Answer with one number: how many lines hold "ylabel".

* Begin RECORDS SUPPLIED *

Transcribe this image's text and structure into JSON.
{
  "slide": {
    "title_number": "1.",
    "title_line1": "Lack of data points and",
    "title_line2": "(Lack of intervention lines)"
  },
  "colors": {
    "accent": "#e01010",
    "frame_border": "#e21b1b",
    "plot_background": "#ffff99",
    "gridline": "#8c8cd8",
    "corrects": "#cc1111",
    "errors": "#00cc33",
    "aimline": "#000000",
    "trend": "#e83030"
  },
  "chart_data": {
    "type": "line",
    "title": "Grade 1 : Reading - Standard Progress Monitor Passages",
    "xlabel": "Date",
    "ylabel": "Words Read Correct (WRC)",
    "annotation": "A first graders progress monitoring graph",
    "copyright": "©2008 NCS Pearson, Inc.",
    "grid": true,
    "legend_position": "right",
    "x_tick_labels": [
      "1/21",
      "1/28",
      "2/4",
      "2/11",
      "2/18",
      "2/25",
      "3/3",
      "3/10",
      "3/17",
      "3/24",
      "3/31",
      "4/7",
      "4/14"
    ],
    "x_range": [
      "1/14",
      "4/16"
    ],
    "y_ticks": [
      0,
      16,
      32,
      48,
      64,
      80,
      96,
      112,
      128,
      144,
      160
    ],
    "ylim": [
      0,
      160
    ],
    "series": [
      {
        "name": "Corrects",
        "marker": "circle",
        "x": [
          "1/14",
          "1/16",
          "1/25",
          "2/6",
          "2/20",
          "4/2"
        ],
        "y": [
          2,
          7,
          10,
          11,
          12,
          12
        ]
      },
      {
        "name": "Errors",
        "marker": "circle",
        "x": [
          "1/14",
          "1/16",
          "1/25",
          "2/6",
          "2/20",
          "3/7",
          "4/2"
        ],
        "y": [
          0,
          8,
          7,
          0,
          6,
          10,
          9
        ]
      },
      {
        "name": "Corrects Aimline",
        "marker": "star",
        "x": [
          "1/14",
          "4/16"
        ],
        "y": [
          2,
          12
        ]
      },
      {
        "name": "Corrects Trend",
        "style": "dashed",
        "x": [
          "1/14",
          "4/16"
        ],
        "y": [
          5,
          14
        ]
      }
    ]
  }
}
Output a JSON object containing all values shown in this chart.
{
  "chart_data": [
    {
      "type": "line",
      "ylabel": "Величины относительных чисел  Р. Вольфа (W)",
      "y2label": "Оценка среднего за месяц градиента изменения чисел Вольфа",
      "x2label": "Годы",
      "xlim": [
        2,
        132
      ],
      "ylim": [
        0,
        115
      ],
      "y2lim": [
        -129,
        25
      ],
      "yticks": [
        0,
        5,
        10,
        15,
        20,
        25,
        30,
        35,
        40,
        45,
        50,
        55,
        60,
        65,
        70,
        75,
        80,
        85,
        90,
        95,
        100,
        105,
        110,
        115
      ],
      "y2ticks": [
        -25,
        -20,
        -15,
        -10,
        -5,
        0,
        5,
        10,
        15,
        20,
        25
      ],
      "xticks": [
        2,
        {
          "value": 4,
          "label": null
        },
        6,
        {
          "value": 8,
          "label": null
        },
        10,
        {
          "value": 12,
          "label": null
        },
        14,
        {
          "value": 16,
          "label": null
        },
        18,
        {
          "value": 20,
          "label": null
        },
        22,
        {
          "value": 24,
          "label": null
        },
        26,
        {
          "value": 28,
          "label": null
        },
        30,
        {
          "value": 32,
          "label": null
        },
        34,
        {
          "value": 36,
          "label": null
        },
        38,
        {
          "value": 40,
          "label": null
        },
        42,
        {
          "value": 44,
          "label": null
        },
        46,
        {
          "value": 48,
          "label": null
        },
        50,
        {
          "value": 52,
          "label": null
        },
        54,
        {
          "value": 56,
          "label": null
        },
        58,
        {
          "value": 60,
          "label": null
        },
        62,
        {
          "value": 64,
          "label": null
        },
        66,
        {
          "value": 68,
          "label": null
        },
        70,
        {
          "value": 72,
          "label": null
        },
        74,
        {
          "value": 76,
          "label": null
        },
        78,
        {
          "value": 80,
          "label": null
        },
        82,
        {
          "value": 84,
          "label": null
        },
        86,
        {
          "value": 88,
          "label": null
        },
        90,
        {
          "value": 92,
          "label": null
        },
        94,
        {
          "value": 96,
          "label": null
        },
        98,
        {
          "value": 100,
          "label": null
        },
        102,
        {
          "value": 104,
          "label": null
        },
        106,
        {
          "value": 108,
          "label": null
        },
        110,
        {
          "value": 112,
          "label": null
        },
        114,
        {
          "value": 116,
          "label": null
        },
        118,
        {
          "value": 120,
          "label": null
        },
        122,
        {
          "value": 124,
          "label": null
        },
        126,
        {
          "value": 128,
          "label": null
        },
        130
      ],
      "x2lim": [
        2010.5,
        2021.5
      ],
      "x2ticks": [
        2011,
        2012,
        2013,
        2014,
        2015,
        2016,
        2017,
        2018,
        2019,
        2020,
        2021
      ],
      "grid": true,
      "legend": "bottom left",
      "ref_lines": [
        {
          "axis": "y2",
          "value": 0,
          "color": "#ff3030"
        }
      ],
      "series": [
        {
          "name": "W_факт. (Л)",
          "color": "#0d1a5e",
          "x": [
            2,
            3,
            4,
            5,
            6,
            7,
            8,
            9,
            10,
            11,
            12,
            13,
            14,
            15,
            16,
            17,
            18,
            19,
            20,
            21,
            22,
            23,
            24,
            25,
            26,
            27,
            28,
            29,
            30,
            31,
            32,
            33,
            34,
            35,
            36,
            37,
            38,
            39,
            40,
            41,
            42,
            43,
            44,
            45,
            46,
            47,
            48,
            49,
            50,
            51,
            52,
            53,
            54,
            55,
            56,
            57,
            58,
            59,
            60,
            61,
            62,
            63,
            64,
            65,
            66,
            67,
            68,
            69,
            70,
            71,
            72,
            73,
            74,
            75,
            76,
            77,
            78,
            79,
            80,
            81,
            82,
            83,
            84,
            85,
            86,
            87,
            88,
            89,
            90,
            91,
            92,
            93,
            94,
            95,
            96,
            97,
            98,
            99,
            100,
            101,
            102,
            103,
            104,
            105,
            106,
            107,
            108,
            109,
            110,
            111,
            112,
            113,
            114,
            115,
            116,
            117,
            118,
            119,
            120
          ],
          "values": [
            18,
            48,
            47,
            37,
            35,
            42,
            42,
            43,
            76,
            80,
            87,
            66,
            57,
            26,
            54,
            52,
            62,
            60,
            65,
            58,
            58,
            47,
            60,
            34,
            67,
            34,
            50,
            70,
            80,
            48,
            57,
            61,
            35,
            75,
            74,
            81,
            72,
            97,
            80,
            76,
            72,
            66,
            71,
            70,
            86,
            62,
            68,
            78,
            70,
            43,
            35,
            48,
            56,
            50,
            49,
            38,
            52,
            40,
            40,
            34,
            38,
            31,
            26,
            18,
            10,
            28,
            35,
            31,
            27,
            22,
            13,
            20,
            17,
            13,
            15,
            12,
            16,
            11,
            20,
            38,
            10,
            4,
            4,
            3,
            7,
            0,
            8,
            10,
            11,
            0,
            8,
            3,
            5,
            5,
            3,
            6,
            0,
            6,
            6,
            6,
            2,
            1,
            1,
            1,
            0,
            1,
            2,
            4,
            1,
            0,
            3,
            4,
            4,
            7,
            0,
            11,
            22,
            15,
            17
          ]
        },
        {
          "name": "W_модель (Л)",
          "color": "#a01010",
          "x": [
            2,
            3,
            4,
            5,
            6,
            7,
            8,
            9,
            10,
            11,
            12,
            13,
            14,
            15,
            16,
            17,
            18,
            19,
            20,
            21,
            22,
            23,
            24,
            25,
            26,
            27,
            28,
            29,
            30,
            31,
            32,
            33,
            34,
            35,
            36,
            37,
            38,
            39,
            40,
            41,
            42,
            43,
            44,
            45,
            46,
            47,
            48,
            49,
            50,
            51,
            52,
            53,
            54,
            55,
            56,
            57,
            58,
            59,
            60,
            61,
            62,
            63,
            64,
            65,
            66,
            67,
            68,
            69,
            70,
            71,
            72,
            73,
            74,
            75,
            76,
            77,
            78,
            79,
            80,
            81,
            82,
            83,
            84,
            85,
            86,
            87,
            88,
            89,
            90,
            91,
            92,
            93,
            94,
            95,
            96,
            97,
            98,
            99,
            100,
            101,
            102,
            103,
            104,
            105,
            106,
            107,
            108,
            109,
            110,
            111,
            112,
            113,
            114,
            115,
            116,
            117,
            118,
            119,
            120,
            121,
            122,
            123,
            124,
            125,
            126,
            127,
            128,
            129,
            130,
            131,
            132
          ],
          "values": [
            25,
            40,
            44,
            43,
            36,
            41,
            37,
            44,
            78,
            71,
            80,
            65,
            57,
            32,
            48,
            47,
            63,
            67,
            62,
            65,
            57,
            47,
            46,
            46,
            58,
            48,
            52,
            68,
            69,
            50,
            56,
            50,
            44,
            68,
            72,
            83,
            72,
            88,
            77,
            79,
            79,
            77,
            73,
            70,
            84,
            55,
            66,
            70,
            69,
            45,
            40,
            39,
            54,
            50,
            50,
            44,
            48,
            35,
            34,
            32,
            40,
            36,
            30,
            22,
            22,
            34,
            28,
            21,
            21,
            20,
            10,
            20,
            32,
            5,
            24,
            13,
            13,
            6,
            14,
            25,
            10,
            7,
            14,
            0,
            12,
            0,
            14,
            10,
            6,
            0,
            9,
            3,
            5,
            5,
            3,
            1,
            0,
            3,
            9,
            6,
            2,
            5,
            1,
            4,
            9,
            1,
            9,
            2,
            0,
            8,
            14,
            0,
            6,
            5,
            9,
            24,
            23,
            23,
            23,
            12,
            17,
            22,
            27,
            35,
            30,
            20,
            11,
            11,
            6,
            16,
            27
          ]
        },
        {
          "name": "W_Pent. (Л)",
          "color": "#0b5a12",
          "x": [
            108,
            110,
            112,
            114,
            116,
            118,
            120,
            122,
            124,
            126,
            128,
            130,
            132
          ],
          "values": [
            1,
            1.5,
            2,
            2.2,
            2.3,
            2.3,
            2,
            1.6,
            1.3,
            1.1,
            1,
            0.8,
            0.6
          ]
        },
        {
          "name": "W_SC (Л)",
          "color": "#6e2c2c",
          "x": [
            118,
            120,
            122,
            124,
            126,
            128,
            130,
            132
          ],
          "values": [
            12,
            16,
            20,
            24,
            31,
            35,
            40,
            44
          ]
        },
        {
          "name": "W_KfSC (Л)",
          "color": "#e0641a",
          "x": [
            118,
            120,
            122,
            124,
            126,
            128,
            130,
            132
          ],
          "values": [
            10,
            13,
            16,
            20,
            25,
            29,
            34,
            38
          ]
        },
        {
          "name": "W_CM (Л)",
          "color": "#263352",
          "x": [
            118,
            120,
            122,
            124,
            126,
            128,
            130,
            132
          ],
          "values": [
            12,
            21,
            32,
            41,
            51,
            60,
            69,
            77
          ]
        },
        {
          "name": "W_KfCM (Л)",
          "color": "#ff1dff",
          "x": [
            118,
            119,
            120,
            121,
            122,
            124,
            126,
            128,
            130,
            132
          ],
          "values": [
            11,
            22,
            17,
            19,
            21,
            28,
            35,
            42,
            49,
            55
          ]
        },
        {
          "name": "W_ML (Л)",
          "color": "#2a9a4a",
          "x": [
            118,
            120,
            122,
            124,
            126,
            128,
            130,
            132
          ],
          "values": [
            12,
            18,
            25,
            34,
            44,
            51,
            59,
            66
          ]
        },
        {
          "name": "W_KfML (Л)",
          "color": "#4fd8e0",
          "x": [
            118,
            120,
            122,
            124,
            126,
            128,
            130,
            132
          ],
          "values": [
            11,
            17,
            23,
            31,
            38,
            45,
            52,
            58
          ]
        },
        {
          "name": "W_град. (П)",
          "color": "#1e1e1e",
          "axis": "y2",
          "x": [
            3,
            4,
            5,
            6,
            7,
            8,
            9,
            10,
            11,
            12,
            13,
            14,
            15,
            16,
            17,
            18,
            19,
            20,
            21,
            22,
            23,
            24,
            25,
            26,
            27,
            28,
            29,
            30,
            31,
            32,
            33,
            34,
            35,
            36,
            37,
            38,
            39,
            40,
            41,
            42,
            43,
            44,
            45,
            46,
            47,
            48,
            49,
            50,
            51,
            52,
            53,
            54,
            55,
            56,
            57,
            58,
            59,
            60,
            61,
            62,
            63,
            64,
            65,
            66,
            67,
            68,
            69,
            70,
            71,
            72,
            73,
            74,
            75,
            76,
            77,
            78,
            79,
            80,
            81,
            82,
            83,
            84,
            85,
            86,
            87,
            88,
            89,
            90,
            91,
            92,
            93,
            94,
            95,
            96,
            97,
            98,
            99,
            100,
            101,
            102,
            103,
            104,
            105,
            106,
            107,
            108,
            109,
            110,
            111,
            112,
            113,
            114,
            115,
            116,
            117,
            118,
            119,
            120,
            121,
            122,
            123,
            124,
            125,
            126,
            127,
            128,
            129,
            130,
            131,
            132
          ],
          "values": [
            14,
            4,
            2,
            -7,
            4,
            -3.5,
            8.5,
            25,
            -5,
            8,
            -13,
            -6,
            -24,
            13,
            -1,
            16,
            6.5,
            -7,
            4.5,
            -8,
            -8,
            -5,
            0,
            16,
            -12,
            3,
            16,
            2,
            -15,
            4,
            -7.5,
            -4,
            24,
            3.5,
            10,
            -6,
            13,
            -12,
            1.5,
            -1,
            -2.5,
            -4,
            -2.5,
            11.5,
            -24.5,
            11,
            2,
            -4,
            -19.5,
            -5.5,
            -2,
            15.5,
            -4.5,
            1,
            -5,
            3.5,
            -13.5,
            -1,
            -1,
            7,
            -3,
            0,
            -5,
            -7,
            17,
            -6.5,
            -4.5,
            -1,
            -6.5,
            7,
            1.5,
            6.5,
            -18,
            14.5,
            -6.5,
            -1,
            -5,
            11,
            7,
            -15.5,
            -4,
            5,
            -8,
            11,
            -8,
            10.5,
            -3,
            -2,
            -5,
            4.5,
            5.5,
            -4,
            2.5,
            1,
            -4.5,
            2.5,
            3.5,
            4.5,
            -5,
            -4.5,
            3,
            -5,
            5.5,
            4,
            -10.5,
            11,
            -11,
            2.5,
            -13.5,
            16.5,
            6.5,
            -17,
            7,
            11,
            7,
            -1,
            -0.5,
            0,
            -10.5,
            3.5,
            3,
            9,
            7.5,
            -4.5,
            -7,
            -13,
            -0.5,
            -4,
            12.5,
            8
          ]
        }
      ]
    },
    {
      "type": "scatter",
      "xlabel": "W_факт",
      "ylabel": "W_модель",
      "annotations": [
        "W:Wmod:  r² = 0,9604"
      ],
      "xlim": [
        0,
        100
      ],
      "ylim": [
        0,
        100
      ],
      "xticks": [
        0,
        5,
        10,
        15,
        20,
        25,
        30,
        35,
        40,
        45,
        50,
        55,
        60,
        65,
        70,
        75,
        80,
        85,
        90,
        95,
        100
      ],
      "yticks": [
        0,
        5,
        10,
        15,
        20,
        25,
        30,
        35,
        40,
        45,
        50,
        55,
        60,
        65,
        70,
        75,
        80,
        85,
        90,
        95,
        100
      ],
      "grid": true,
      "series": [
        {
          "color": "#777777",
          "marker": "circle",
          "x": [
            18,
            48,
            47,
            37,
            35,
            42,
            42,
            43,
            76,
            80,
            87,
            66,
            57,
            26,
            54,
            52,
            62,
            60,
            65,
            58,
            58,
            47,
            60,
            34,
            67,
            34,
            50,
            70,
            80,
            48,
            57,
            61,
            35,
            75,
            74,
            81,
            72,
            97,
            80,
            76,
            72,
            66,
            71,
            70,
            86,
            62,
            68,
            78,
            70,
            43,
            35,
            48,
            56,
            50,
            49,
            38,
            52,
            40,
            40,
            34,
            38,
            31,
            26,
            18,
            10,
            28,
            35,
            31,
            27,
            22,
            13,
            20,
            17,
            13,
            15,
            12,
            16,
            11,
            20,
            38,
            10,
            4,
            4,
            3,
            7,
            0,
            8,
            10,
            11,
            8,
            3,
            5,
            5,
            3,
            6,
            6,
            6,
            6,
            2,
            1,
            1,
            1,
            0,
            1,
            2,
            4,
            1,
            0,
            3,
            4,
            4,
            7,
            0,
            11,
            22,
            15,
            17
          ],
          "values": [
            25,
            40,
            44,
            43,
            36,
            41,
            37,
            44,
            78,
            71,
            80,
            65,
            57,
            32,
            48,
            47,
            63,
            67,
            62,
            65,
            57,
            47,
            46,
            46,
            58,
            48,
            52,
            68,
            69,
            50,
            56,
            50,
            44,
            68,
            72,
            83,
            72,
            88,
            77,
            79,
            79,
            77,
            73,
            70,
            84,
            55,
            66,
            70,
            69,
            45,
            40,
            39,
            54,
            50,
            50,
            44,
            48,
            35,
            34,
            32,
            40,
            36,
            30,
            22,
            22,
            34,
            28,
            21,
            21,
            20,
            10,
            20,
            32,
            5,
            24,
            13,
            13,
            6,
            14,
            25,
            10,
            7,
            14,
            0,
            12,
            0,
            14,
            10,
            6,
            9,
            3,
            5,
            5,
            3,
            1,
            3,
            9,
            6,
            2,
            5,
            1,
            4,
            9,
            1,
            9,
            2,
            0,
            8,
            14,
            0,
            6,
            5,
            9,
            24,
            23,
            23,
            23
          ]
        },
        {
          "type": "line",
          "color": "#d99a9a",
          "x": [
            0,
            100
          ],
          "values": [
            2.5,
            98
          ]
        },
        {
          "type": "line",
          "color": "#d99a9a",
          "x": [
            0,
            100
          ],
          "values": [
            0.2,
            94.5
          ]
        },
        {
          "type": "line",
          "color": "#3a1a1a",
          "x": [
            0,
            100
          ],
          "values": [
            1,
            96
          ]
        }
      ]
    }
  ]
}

* End RECORDS SUPPLIED *

__TASK OUTPUT__. 3